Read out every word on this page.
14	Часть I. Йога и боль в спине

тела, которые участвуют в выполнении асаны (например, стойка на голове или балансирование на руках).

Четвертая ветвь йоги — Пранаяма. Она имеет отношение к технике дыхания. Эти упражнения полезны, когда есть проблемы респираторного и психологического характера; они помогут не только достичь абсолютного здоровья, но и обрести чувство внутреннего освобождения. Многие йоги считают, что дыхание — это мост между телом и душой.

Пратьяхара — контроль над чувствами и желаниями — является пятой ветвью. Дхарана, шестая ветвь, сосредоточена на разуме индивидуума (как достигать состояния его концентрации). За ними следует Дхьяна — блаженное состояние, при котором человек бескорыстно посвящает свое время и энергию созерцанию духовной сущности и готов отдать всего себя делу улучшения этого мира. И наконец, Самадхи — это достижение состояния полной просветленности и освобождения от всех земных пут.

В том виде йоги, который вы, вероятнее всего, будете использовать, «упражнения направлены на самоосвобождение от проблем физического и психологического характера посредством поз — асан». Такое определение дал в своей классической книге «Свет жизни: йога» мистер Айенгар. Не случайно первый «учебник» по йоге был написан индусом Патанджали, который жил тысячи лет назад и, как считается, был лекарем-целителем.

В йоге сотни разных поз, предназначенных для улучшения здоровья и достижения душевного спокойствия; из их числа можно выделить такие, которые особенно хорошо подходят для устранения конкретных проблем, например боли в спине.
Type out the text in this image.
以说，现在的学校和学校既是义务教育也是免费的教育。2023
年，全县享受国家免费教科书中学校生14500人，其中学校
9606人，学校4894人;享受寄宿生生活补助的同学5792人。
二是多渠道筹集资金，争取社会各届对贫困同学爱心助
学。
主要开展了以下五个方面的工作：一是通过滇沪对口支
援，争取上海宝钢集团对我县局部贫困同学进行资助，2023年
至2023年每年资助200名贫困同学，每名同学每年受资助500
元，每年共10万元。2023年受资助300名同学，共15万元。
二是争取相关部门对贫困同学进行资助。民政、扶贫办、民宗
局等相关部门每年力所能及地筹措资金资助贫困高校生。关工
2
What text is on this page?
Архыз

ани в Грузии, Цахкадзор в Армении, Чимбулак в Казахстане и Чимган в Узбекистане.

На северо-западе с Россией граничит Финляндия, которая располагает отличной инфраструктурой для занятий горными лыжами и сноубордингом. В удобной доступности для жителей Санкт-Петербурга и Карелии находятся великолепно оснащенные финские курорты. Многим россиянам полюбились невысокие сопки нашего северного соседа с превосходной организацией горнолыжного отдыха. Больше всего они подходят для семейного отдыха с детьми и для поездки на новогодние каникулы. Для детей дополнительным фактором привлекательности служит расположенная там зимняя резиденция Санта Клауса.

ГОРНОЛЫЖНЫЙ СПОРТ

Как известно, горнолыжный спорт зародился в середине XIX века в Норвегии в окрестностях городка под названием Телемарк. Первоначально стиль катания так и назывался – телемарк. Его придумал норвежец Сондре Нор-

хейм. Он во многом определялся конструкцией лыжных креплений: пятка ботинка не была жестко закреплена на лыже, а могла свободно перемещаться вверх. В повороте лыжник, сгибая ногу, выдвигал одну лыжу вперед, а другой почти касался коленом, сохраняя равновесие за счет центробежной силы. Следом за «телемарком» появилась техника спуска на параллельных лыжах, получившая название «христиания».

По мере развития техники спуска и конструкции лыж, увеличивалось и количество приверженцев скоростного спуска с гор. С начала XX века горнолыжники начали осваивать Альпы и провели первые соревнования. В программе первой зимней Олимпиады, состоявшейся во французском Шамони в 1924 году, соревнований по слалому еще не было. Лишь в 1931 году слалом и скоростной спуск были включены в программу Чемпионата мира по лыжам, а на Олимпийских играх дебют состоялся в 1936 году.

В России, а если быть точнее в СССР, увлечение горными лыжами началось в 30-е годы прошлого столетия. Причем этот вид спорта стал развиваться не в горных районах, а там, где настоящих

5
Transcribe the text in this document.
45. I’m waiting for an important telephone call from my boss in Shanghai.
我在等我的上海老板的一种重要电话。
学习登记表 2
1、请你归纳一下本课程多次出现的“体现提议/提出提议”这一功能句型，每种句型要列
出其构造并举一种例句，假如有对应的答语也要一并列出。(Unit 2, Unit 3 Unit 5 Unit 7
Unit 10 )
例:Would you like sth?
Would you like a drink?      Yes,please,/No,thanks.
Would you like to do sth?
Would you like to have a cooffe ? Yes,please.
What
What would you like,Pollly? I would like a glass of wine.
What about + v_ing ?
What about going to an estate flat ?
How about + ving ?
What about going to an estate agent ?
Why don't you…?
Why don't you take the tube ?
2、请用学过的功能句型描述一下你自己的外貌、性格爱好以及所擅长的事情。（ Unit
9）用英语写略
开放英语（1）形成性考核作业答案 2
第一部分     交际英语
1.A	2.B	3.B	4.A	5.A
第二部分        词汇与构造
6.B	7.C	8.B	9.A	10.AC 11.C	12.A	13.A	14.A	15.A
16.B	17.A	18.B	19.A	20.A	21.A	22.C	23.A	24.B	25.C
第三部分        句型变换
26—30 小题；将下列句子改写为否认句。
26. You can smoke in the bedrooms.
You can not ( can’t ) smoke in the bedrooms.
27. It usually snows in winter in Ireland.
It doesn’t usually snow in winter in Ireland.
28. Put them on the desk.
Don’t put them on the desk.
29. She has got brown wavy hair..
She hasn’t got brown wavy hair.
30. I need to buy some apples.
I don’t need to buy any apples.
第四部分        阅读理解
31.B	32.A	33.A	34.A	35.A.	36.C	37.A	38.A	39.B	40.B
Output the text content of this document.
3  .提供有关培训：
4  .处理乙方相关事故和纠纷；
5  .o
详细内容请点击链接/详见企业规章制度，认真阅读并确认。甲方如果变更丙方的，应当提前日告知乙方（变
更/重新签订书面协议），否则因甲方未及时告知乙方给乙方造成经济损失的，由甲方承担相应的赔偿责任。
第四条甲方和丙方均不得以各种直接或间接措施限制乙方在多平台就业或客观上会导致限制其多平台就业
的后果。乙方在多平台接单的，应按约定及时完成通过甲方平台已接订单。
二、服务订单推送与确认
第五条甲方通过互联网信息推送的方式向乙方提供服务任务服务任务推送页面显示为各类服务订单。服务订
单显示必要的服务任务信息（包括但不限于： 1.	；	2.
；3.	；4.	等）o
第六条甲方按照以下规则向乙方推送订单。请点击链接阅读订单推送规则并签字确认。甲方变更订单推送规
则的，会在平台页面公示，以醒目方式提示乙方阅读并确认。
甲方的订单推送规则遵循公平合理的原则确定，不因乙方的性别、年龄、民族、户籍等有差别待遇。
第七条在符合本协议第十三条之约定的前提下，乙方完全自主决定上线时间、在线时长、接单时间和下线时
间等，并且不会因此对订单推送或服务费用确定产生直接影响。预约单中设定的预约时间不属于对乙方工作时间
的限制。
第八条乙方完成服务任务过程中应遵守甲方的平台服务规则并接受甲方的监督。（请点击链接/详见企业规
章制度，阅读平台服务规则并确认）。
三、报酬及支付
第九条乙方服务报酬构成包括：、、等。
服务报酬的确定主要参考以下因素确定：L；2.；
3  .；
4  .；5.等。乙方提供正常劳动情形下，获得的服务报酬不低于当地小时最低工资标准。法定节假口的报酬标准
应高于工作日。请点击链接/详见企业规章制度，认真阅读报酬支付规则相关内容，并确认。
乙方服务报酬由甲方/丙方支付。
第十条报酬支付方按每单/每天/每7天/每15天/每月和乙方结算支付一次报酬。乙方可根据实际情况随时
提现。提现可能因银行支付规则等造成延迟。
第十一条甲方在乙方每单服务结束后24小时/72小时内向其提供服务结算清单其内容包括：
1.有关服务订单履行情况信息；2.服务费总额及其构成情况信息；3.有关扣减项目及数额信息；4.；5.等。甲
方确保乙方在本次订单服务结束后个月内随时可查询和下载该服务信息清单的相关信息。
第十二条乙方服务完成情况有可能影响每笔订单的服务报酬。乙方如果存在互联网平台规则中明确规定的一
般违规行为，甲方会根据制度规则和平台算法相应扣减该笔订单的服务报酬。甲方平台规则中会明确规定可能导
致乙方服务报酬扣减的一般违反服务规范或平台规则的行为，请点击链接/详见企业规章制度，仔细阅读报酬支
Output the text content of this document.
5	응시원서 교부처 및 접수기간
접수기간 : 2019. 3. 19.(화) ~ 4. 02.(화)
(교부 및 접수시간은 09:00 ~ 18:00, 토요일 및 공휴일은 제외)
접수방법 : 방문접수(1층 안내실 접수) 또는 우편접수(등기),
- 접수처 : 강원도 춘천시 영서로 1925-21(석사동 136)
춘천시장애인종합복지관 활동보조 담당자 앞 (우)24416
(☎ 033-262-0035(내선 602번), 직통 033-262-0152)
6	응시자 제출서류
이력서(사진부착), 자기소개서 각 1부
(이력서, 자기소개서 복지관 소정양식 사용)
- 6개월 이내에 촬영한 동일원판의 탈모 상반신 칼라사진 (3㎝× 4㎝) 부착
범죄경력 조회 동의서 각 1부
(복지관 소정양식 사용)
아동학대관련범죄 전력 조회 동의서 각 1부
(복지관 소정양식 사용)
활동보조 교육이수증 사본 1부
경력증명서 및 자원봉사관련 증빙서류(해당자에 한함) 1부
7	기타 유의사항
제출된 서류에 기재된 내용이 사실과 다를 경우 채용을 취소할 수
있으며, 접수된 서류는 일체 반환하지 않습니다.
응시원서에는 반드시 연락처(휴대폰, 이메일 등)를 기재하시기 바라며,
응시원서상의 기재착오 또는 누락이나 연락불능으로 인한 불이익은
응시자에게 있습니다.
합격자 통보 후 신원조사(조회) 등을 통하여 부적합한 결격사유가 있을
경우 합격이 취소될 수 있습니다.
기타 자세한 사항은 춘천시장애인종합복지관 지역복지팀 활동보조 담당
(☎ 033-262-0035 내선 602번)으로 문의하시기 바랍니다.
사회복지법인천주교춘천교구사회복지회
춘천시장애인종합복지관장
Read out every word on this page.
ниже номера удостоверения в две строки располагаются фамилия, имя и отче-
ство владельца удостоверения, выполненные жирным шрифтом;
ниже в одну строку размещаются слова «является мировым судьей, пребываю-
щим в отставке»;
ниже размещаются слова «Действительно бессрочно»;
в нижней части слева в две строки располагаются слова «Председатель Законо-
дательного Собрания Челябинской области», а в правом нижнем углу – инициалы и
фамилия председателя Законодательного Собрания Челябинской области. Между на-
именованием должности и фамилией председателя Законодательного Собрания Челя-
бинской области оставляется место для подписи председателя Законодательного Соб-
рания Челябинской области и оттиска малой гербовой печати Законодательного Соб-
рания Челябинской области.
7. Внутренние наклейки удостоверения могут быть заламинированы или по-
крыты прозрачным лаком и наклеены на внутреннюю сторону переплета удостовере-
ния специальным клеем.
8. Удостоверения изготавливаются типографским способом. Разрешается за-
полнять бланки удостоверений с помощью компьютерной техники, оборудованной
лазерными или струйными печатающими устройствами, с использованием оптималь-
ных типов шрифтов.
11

════════

Gather and copy every line of the data in which the string "слова" is found.

▸ **Task response**
ниже в одну строку размещаются слова «является мировым судьей, пребываю-
ниже размещаются слова «Действительно бессрочно»;
в нижней части слева в две строки располагаются слова «Председатель Законо-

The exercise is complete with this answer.